• **阅读节选**:
29 April 2011

Unlucky Day !

觉得今天很多不好的事情都一次发生,不开心,没心情。
几个月前,朋友去订了6月一起去Bangkok旅行,之前我都曾和爸爸说过了,
虽然爸爸并没有说赞成,不过就开开玩笑说,没有钱给我去。
以为他只是说说笑,不管怎样都会让我去的。
可是到前天晚上,我和他拿钱,他就说什么没有钱,叫我去妈妈拿。
好啦,我没什么心情了。
之后妈妈就给我,但爸爸还不知道。
昨天我就和朋友一起去缴付了所有旅费。
以为没什么事啦,之后去那里的用费就打算自己最近找工作赚钱,
不想和家人拿了,也不应该。所以最近拼命的找工。
今天早上去到店,妈妈就叫我去一旁,和我说了一些东西。
她说爸爸很生气地讲她为什么要给我钱?还说如果我有什么事,他就不管了。
(我知道根本不管钱的事,是爸爸思想很古板,很老土,怕这样怕那样,
不给我自由,一直把我当小孩子,我都已经21岁了! 还是这样!)
还有说我最近一直出夜街,不像样,一直花钱!
(我心想我和朋友只有晚上的时间才可以见面,聚在一起,
早上全部都有自己的东西做,包括我。
而且,我们只是出去吃吃东西,聊聊天,
有时去戏院看看戏。也不过分吧?又不是去什么夜店。)
唉。。心想,都不知道应该开心还是不开心好,
爸爸担心,是好事,但过于担心,对我来说,很没有自由。
爸爸的性格,脾气,莽不讲理,我们从小到大都知道他是个怎样的人。
算了啦。不给都给了,如果可以拿回,一定不会想去了。另外,最近都选择不要出街,除了去上课!算了。
之后很没心情的去搭车准备去上化妆课,因为今天有考试。
预算了早到那里,怎知今天不知为什么,MONORAIL等了20分钟才来,
都已经迟到了,很火了,还看着火车人挤到不能再挤,怎样进?
后面的人又一直推挤进去,FXXK!
之后,宁愿不要搭了,因为再等更迟!
只好自己走路去,用了15分钟才到。迟到半个钟,全部人都等着我。
考试咯,或许是没心情还是什么的,
最终的答案:不及格!

又搭火车回家,差不多要到了,就打电话给叫姐姐可以处来载我了,
怎知我到了,还要等她15分钟,忍无可忍!
都知道什么原因了,她还要给我一个烂理由,说什么走错路!
根本不想跟她说话了。

超级没有心情的,今天!很想喝酒发泄!

27 April 2011

Short Hair !

[带标注框的记录]
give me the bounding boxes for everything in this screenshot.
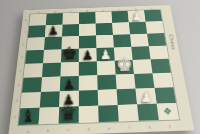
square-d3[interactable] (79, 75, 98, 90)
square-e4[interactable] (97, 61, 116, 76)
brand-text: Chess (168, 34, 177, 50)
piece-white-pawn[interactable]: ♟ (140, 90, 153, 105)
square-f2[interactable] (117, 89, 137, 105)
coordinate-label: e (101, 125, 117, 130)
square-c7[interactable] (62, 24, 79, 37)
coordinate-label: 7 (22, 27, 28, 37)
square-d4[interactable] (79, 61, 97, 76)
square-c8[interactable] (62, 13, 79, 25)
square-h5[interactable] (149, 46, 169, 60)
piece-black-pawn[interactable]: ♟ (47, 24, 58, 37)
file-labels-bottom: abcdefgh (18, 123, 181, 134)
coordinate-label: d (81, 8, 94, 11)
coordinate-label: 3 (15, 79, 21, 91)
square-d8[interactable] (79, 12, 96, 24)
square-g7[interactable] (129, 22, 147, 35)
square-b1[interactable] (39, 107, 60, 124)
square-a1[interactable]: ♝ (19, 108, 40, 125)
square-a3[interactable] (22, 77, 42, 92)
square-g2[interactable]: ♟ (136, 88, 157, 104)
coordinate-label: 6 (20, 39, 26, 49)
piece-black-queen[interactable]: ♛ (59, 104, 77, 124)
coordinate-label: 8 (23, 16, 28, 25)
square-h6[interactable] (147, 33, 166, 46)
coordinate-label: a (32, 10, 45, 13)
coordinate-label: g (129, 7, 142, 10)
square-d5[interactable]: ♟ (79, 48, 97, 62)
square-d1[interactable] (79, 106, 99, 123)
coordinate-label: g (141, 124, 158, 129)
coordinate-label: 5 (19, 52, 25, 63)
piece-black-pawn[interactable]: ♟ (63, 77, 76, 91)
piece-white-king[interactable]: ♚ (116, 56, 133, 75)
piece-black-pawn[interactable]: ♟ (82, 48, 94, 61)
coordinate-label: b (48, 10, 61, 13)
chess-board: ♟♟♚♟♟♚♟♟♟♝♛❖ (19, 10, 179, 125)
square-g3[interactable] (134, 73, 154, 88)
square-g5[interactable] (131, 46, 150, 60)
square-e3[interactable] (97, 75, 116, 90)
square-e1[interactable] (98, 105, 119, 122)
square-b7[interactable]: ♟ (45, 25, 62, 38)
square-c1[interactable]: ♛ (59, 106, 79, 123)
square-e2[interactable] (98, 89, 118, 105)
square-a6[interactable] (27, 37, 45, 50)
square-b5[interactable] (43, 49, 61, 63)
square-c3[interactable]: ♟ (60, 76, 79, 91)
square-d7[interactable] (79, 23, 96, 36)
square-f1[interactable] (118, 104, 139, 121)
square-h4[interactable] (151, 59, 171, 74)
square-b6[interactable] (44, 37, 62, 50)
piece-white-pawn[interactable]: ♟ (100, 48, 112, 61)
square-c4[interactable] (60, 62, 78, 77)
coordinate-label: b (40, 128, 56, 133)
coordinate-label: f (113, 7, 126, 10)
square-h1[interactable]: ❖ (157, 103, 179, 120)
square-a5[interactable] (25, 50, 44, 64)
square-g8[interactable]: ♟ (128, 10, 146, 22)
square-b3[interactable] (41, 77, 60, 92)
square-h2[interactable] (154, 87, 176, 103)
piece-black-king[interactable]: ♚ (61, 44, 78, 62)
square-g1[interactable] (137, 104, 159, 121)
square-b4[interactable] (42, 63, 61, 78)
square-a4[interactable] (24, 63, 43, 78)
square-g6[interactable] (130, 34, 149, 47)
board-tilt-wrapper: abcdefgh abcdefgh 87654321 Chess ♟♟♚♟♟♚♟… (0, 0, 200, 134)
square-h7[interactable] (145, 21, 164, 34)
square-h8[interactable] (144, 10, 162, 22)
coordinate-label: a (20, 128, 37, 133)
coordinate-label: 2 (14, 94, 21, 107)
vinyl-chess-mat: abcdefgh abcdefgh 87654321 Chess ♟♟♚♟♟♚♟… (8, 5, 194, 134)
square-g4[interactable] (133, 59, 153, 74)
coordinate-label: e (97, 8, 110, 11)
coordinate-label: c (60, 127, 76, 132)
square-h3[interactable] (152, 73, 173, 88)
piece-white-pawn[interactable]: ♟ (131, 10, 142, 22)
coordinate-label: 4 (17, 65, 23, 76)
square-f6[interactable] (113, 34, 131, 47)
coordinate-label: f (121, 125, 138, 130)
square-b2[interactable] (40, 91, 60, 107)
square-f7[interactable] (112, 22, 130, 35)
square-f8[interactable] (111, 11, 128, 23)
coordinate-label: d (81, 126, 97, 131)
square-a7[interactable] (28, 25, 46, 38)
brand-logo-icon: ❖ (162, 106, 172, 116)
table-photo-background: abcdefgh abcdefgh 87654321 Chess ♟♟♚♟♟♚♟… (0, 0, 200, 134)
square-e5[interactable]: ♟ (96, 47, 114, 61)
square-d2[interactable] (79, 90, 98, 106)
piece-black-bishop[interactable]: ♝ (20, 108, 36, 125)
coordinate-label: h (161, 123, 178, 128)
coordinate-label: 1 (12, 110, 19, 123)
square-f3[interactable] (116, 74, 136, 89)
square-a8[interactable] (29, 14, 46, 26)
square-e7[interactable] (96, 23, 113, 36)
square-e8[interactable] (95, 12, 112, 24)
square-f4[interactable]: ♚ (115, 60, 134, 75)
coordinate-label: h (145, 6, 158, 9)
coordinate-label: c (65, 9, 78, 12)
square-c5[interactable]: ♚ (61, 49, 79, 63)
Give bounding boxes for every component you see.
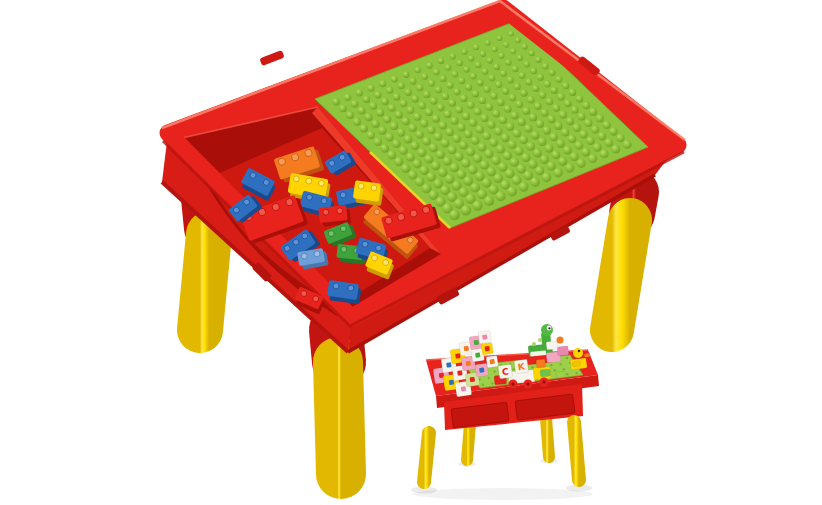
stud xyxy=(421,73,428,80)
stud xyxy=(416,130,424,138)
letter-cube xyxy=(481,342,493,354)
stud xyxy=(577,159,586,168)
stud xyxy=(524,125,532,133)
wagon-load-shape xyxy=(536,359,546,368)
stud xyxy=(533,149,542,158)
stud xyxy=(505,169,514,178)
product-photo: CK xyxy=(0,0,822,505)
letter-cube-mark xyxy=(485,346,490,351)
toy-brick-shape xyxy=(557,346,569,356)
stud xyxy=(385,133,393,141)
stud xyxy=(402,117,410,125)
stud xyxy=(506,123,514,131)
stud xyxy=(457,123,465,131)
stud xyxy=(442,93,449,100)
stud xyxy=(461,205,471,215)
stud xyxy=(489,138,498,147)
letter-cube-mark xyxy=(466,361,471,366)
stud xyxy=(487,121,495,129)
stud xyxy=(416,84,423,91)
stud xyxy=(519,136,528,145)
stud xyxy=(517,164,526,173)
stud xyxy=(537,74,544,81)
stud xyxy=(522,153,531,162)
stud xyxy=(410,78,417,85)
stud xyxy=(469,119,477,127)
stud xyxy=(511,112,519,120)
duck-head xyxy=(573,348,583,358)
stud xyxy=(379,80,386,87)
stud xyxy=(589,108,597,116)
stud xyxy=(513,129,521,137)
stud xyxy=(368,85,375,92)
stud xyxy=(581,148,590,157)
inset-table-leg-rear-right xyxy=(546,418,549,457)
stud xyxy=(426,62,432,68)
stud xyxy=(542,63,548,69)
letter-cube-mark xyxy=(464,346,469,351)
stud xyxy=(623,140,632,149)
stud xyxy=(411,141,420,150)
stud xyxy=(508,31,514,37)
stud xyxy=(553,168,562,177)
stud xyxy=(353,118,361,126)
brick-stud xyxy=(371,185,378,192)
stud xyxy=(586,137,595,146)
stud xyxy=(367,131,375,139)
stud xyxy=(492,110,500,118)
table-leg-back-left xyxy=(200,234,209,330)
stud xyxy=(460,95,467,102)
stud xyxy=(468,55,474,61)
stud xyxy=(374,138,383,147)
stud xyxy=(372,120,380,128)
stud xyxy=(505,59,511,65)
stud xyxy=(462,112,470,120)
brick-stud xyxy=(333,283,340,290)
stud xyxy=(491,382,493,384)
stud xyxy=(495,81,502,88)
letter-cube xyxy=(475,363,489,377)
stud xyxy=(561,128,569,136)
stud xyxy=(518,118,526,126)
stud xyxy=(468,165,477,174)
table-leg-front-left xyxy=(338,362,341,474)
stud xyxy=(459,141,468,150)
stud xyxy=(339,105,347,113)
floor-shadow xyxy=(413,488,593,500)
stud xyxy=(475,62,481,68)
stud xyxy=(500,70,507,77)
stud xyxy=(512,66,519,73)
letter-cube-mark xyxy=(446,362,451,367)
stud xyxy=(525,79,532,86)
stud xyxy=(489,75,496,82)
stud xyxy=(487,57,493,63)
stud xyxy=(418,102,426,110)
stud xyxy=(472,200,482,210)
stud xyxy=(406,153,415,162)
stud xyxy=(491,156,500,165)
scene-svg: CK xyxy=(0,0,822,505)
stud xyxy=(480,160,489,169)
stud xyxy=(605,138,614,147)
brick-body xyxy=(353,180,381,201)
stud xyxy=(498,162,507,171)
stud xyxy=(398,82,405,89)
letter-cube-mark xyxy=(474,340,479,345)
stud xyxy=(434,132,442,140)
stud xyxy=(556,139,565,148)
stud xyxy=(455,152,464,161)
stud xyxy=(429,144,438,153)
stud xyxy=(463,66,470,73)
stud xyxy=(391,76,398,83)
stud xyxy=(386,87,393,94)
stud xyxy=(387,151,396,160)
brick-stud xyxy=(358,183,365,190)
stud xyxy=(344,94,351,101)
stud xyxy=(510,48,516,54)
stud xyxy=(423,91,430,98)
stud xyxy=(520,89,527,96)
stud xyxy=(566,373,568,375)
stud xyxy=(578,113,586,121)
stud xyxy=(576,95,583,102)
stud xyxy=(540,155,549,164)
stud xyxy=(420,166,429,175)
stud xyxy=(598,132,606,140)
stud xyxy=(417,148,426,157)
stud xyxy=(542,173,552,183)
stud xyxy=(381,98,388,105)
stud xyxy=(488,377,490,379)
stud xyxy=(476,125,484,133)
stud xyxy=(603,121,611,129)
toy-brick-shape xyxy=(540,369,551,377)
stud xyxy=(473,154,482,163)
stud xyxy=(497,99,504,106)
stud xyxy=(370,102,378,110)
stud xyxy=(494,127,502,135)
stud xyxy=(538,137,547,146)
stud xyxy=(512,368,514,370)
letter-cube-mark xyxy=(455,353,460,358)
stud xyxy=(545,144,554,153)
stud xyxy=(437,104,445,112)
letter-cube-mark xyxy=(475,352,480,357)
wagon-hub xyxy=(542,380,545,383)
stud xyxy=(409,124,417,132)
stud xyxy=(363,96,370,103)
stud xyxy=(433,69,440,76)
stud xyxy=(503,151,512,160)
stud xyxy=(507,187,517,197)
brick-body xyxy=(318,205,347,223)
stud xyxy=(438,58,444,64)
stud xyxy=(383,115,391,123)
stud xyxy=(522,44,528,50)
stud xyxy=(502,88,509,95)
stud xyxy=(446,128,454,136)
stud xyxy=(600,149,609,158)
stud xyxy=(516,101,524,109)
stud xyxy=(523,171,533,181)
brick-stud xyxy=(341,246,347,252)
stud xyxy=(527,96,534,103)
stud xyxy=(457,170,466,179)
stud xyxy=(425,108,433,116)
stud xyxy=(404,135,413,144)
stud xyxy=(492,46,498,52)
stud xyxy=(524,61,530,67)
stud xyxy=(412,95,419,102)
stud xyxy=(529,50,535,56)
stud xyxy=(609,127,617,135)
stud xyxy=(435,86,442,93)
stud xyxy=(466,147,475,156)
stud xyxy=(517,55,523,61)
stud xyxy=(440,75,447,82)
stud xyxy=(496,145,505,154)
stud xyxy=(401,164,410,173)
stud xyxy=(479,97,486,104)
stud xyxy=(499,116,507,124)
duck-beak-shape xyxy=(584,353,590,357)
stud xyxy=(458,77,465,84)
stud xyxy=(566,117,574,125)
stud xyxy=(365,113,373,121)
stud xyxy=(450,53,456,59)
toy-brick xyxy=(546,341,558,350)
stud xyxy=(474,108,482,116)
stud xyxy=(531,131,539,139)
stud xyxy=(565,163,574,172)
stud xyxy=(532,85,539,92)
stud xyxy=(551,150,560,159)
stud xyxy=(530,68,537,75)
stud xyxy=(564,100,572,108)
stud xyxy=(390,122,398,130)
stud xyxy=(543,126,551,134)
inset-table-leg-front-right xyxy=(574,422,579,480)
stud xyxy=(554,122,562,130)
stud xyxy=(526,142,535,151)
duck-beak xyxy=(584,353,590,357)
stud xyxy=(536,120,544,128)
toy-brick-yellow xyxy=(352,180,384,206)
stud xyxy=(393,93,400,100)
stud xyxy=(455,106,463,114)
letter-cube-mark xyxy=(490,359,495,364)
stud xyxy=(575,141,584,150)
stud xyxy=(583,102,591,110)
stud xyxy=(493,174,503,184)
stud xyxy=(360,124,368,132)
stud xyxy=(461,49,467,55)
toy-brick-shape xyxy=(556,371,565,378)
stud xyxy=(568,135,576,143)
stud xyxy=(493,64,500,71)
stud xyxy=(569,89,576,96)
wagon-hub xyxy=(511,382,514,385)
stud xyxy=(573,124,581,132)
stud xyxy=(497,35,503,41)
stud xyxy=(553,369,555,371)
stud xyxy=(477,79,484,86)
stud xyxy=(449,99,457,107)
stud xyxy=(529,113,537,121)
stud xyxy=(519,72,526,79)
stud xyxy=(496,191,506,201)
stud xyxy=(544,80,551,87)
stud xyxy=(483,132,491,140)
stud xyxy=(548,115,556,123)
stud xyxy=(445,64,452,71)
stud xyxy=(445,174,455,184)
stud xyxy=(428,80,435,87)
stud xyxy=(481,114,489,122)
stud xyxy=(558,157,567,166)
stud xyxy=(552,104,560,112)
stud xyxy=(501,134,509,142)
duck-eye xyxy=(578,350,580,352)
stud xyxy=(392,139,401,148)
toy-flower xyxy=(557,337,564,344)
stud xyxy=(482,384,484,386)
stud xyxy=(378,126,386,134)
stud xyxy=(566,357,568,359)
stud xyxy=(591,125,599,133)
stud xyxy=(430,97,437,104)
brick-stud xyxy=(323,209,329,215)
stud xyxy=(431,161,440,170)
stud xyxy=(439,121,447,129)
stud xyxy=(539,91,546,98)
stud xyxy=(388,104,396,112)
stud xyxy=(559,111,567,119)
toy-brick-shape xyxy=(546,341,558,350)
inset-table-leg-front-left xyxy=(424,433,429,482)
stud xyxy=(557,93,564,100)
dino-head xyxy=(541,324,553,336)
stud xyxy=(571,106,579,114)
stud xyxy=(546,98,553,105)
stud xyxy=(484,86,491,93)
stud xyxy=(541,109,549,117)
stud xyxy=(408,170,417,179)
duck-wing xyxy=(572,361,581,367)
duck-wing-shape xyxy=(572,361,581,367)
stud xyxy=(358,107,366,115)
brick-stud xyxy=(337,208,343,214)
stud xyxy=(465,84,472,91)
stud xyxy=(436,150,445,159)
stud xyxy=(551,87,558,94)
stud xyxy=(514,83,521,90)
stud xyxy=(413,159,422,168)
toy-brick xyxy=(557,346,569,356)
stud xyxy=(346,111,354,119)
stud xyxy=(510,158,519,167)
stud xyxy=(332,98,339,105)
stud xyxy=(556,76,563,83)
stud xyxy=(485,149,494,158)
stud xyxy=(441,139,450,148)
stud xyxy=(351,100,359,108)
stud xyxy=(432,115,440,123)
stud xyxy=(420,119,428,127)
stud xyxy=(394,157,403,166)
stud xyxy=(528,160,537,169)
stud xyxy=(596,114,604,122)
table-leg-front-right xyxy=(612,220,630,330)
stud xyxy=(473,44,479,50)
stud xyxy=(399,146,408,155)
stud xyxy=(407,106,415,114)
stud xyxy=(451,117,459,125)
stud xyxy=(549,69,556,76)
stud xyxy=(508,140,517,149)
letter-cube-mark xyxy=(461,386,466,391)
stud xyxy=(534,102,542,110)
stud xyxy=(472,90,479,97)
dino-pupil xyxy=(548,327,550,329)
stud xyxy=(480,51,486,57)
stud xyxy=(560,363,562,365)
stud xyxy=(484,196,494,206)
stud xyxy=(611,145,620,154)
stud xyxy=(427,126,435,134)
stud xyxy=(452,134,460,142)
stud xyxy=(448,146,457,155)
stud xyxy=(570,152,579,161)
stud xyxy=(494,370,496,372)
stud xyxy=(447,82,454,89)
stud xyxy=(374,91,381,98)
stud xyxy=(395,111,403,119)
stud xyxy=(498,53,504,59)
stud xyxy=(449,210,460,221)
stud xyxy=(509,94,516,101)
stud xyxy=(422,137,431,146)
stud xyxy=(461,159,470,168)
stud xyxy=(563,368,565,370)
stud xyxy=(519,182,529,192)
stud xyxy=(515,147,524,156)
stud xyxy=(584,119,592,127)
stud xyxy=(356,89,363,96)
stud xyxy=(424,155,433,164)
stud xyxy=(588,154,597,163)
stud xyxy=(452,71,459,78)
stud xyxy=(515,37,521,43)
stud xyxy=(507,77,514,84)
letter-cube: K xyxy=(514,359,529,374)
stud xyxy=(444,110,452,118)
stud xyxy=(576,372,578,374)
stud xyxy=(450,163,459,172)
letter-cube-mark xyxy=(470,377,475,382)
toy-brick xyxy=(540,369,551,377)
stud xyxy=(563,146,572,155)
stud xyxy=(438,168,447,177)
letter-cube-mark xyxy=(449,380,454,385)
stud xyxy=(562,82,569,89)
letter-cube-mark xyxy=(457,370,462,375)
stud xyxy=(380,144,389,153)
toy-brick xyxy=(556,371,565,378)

...

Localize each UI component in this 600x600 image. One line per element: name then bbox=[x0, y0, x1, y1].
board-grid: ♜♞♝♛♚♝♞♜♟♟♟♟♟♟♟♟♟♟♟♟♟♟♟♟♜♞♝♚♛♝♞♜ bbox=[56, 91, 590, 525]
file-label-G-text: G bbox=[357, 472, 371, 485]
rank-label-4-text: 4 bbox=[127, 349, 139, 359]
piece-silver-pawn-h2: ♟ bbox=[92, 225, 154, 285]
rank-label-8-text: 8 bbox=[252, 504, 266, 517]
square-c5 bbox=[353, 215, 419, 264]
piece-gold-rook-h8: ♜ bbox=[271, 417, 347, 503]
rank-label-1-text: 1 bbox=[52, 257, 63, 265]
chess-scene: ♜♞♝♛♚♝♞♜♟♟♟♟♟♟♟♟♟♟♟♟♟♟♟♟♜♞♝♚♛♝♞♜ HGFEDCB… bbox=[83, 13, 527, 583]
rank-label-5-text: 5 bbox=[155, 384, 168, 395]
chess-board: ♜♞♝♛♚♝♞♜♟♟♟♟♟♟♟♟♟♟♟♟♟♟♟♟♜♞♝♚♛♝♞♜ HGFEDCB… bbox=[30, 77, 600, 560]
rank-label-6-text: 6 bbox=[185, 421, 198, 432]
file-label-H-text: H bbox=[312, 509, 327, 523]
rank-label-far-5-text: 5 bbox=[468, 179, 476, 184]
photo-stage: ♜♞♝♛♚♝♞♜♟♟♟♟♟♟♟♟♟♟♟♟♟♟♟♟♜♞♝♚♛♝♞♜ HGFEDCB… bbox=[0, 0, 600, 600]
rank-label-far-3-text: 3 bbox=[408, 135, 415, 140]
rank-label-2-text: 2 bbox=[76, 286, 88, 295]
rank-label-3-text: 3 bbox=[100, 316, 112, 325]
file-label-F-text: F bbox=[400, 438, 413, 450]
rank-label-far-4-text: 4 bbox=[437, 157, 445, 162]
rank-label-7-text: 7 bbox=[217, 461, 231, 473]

• **任务要求**:
**1.** 从这篇日记中摘出以含有“觉得今天很多不好的事情都一次发生,不开心,没心情。”的文字开头、以“之后妈妈就给我,但爸爸还不知道。”结尾的那一段，一字不改。
**2.** 能否用两句话概括这篇日记的内容？
**3.** 这篇日记里，写日记的人为什么最后没有搭单轨列车，而是走路去上化妆课？

• **参考答案**:
**1.**
觉得今天很多不好的事情都一次发生,不开心,没心情。
几个月前,朋友去订了6月一起去Bangkok旅行,之前我都曾和爸爸说过了,
虽然爸爸并没有说赞成,不过就开开玩笑说,没有钱给我去。
以为他只是说说笑,不管怎样都会让我去的。
可是到前天晚上,我和他拿钱,他就说什么没有钱,叫我去妈妈拿。
好啦,我没什么心情了。
之后妈妈就给我,但爸爸还不知道。

**2.** 写日记的人要去曼谷旅行，父亲不肯出钱，母亲给了钱，父亲因此很生气，还指责这人最近常在晚上外出、一直花钱。当天去上化妆课时，单轨列车晚来、车厢拥挤，只好步行，结果迟到半小时，考试也不及格；回家时又等了姐姐15分钟，心情极差。

**3.** 单轨列车等了20分钟才来，车厢挤得进不去。写日记的人宁愿不搭，因为再等下一班只会更迟，于是走路过去，用了15分钟才到。